> [PASSAGE GIVEN]
────────────────────
Emergence of The Rarest of the Rare Doctrine

Emergence of The Rarest of the Rare Doctrine

Author : Devansh Saraswat




The Apex Court of the Nation in Bachan Singh v State of Punjab[1] laid down the principle, “Life imprisonment is the rule and death sentence is an exception.” Supreme Court, in due course of its judgement in the Bachan Singh case propounded the doctrine of the rarest of rare case, which holds extremely high significance today. The Rarest of the Rare doctrine plays a decisive role in the sentencing of the accused, whether the accused is entitled to survive or whether his life is to be taken away is completely dependent on the interpretation of this doctrine. The doctrine is applied to cases where the circumstances are so aggravating that there is no reason as to why the offender should not be hanged till death.

Emergence of the Doctrine

Indian laws do not possess a supportive view of the death penalty and neither they deter it absolutely. A few instances like Section 121[Waging War against the State], Section 302[Murder], Section 364A[Kidnapping for Ransom] etc. and other provisions of the Indian Penal Code 1860, The Commission of Sati (Prevention) Act 1987, NDPS Act 1985, Prevention of Terrorism Act 2002, The Army Act, Bombay Prohibition (Gujarat Amendment) Act, 2009 etc prescribe offences punishable with death.

In the case of Jagmohan Singh v. State of Uttar Pradesh[2] death penalty was challenged as violative of Articles 14, 19 and 21 for want of procedure and it was held that death sentence takes place in accordance with the procedure established by law. The Court upholding the constitutionality of death penalty held that deprivation of life is constitutionally permissible for being recognised as a permissible punishment by the drafters of our Constitution. It was further observed that the judge makes the choice between capital sentence or imprisonment of life on the basis of circumstances and facts and nature of crime brought on record during trial.

Further in Rajendra Prasad v. State of Uttar Pradesh[3] The Apex Court in the instant case held that the special reasons sought to be recorded must relate to the criminal rather than the crime and death penalty is the last step where the murderer is unlikely to be cured and may tend to murder others if left alive. Further, the Court said that it could be awarded only if the security of the state and society, public order and the interests of the general public compelled that course.
────────────────────
> [RECORDS SHOWN]
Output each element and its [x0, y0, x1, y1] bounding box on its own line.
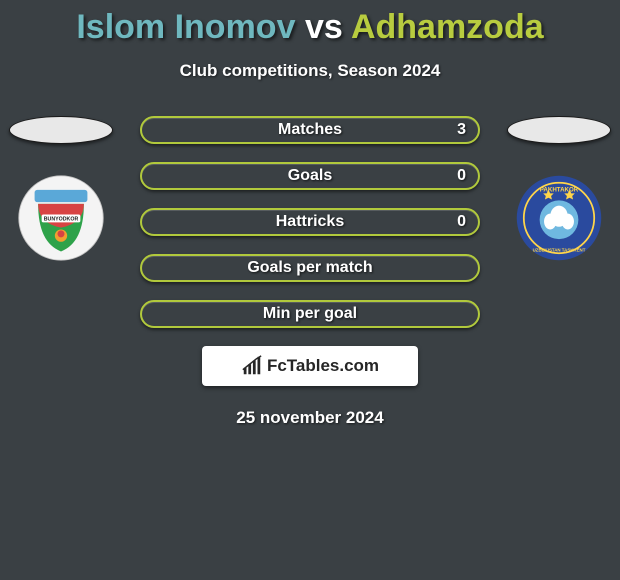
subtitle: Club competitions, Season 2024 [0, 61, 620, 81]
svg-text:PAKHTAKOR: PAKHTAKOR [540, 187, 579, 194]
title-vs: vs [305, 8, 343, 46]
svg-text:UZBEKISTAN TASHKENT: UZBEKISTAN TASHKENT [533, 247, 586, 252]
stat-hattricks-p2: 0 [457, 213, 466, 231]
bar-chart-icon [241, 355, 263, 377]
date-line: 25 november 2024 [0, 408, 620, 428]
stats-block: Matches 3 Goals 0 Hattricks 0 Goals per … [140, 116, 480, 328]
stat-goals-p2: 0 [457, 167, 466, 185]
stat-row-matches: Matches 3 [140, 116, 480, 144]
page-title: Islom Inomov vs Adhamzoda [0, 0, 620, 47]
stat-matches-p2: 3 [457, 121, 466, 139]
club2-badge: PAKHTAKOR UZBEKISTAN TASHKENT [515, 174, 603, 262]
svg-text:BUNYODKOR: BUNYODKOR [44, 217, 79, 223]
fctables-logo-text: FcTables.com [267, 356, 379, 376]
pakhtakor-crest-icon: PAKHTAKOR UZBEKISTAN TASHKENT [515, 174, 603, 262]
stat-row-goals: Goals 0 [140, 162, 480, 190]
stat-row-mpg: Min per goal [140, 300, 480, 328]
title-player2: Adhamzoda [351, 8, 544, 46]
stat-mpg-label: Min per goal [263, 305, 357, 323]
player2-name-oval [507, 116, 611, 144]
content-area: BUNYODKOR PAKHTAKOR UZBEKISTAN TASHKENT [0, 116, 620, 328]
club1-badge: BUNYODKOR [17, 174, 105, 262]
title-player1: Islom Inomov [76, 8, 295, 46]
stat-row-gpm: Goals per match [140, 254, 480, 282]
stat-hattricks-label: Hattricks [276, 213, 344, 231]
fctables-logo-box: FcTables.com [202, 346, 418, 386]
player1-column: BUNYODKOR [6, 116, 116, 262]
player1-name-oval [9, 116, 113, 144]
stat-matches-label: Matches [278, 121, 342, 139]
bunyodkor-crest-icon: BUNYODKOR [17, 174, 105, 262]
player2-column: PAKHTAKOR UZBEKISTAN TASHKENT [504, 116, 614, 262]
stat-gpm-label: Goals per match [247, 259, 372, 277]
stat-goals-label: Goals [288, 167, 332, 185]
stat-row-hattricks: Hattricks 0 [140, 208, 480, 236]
────────────────────
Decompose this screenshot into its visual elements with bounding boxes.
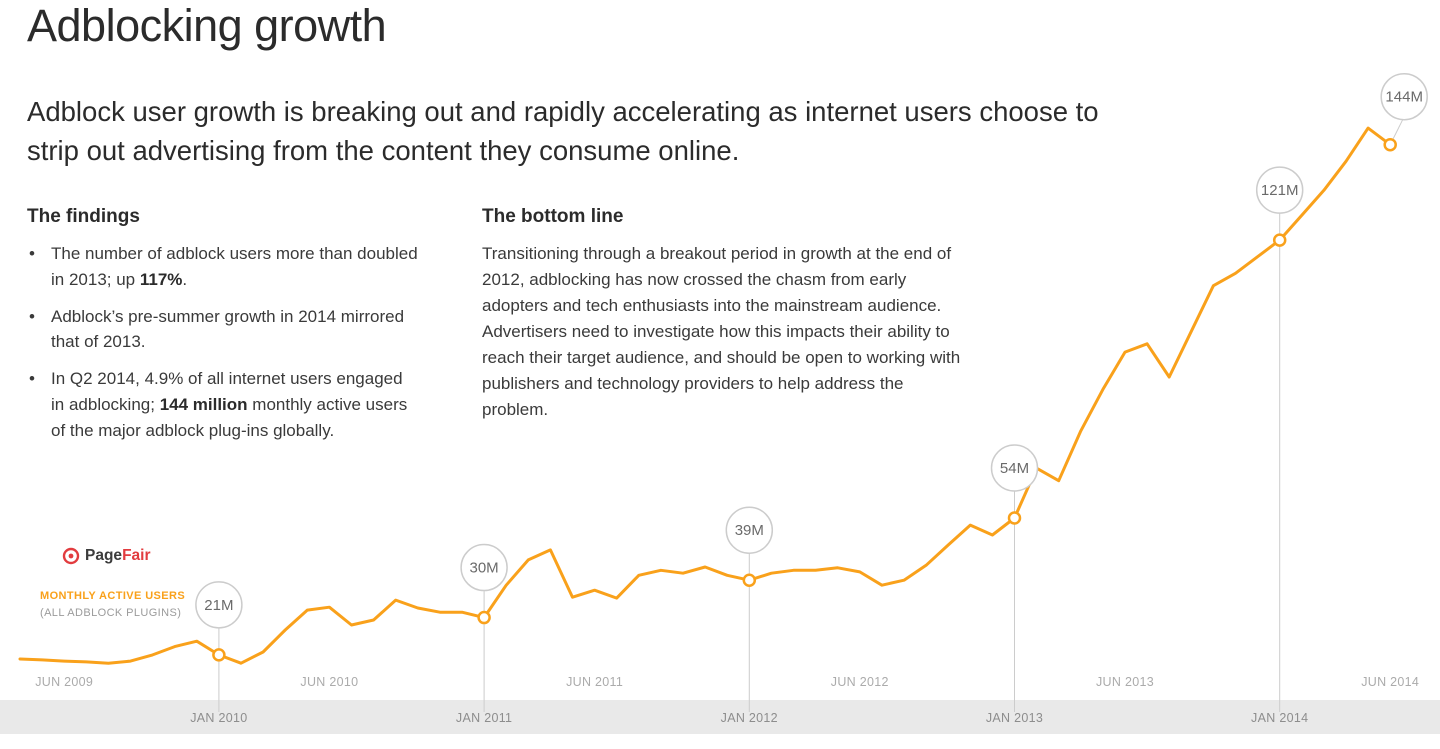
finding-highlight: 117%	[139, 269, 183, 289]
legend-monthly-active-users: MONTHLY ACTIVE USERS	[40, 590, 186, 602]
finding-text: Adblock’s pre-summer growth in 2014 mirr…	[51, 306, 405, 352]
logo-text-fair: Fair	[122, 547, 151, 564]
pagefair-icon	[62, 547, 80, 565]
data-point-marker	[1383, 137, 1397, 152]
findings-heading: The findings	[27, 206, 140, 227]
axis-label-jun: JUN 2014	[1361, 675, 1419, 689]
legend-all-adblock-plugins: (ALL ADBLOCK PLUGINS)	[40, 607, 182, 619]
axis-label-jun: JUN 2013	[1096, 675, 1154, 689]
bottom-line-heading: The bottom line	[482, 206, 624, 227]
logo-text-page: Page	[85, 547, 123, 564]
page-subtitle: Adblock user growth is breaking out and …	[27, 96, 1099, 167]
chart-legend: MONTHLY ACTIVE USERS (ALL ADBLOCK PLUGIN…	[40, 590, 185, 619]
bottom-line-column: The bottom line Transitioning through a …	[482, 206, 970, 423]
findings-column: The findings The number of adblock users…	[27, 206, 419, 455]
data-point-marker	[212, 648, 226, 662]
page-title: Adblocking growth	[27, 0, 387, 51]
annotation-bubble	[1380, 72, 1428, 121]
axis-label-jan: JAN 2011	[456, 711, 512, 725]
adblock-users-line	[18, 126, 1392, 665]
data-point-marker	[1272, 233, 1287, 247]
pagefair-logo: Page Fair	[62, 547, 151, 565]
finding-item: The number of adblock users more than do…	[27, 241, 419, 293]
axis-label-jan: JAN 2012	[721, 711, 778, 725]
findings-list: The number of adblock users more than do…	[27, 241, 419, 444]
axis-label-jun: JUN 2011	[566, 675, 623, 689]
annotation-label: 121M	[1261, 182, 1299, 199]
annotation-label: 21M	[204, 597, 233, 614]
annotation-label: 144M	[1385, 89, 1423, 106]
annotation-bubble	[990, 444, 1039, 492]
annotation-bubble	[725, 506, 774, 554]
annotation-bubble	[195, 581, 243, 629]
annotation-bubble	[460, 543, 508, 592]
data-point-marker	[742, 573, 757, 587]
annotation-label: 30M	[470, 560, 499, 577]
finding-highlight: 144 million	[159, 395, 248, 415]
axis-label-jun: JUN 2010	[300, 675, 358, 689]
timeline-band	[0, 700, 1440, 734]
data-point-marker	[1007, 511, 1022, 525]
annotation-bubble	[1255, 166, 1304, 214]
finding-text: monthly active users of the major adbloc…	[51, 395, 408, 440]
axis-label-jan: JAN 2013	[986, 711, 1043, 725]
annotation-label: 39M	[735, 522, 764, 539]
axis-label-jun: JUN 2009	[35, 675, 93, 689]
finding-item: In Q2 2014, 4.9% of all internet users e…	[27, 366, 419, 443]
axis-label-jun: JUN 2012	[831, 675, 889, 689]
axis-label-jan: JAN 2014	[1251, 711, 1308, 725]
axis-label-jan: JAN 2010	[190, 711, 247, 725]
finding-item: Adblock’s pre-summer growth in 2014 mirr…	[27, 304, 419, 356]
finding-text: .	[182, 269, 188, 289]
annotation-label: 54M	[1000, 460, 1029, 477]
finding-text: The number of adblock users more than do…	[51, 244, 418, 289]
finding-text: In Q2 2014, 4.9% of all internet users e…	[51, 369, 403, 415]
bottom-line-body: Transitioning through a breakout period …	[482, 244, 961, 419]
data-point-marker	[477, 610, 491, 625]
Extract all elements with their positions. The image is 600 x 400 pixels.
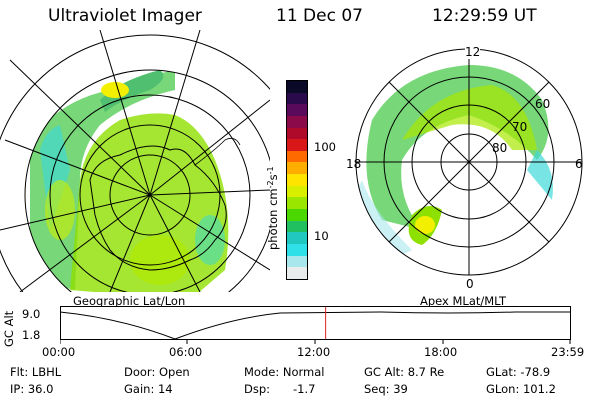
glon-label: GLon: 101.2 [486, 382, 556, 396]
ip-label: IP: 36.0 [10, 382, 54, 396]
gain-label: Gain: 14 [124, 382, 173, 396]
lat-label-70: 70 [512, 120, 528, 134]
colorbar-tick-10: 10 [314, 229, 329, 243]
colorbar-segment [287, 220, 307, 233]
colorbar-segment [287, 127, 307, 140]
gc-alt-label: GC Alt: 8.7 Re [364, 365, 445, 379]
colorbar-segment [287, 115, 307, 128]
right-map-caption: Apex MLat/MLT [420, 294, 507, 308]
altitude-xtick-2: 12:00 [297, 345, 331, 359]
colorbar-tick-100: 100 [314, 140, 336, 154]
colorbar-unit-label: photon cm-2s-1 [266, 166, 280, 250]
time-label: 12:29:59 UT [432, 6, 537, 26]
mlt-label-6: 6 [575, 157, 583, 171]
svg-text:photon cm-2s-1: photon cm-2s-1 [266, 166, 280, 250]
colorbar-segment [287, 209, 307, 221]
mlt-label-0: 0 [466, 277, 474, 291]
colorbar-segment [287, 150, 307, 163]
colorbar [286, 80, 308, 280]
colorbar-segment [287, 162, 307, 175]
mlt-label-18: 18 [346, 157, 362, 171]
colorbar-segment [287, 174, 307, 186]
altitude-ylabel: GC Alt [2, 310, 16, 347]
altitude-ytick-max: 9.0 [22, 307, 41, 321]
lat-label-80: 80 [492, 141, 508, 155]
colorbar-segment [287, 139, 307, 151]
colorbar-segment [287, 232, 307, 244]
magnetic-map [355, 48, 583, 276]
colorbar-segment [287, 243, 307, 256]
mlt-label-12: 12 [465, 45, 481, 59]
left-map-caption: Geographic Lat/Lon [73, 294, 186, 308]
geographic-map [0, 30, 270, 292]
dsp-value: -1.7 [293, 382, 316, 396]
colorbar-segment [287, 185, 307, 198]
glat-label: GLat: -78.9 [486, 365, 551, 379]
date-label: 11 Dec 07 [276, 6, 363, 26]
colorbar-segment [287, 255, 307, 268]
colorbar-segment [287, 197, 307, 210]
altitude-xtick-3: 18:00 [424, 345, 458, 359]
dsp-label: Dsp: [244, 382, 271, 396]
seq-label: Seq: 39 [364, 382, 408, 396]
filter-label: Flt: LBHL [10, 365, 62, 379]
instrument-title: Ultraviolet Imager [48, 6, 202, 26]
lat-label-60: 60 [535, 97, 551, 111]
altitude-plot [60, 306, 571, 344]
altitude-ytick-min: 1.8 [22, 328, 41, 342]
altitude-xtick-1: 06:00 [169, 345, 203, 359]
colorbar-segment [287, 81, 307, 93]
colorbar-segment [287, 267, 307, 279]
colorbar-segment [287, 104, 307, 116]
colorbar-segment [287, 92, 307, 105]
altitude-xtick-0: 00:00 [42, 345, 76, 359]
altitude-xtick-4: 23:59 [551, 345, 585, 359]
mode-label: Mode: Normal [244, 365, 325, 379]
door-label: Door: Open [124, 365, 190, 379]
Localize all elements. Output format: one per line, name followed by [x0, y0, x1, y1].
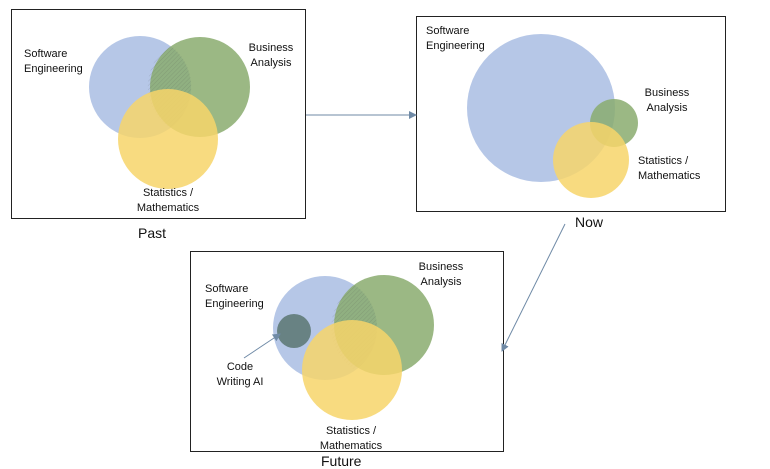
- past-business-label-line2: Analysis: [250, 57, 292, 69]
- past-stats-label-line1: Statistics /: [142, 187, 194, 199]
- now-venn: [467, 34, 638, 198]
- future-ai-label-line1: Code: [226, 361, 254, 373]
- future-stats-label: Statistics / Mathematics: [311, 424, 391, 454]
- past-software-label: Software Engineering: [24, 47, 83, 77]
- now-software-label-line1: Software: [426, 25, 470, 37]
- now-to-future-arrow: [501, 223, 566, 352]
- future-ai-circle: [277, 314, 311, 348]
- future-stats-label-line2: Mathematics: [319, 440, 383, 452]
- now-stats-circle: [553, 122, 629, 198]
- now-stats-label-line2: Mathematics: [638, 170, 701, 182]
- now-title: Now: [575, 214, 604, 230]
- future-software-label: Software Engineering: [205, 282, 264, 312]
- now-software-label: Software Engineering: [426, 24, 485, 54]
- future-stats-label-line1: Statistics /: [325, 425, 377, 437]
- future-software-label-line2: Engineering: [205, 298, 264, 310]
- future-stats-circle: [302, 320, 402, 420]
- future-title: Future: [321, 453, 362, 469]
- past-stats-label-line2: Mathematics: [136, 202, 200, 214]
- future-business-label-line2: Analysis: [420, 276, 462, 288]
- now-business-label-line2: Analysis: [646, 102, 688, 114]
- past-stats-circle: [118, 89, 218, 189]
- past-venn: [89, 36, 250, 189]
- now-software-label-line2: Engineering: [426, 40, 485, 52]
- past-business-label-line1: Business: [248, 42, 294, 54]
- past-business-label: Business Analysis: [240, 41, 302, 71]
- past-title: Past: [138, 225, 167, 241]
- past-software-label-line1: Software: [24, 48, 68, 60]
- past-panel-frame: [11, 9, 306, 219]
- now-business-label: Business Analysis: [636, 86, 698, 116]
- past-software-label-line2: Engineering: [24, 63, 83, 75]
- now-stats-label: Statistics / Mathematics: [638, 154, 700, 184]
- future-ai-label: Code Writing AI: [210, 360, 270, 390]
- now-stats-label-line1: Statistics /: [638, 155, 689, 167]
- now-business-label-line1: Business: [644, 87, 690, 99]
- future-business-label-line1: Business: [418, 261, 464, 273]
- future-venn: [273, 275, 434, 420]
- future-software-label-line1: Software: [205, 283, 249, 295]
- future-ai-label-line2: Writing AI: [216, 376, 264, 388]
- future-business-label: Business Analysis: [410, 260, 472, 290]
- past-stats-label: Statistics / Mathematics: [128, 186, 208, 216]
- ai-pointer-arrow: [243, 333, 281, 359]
────────────────────
> [SHORT EXERCISE 1] Repeat everything in the article on the rarest of the rare doctrine from "Further in Rajendra" down to "compelled that course.".
> [SHORT EXERCISE 2] Pick up the article on the rarest of the rare doctrine at the point where it stops and continue it.

> [FINAL ANSWER 1]
Further in Rajendra Prasad v. State of Uttar Pradesh[3] The Apex Court in the instant case held that the special reasons sought to be recorded must relate to the criminal rather than the crime and death penalty is the last step where the murderer is unlikely to be cured and may tend to murder others if left alive. Further, the Court said that it could be awarded only if the security of the state and society, public order and the interests of the general public compelled that course.

> [FINAL ANSWER 2]
In the landmark judgement of Bachan Singh v. State of Punjab The Supreme Court in 1980 attempted to carve out a doctrine specifically for offences punishable with death so as to reduce the ambiguity for courts as to when to go for the highest punishment of the land. The doctrine was laid down in 1980 in the case of Bachan Singh by a Constitution Bench of 5 judges while deciding the Constitutional validity of death penalty provided in Section 302 IPC and the sentencing procedure as provided under Section 354 (3) of the CrPC,1973.

In the present case, the accused through an appeal challenged his death sentence questioning whether the murder of three persons by him would constitute special reasons as requisite under Section 354(3) CrPC,1973. The court primarily held that :-

  1. In order to qualify in the category of aggravating circumstances which may form the basis of special reasons in Section 354(3), circumstance found on the facts of a particular case, must evidence aggravation of an abnormal or special degree.
  2. Some mitigating circumstances which the courts shall take into account and given great weight in the determination of sentence are – Extreme mental or emotional disturbance of the accused, age of the accused i.e. extreme youth or old, the probability that the accused would not commit violent acts further, probability that the accused can be rehabilitated, moral justification by the accused of the crime committed or duress or domination by someone else over the accused.
  3. For persons convicted of murder Life imprisonment is the rule and death sentence an exception. Human life should not be taken save in the rarest of rare cases when the alternative option is unquestionably foreclosed, thereby propounding the rarest of rare doctrine for the determination of death sentence.

This led to the emergence of doctrine of Rarest of Rare cases to facilitating the cases involving death sentence. Though, this doctrine is not free of criticism, it being beyond the scope of this article.

[1] AIR 1980 SC 898.

[2] AIR 1973 SC 947.

[3] 1979 3 SCC 646.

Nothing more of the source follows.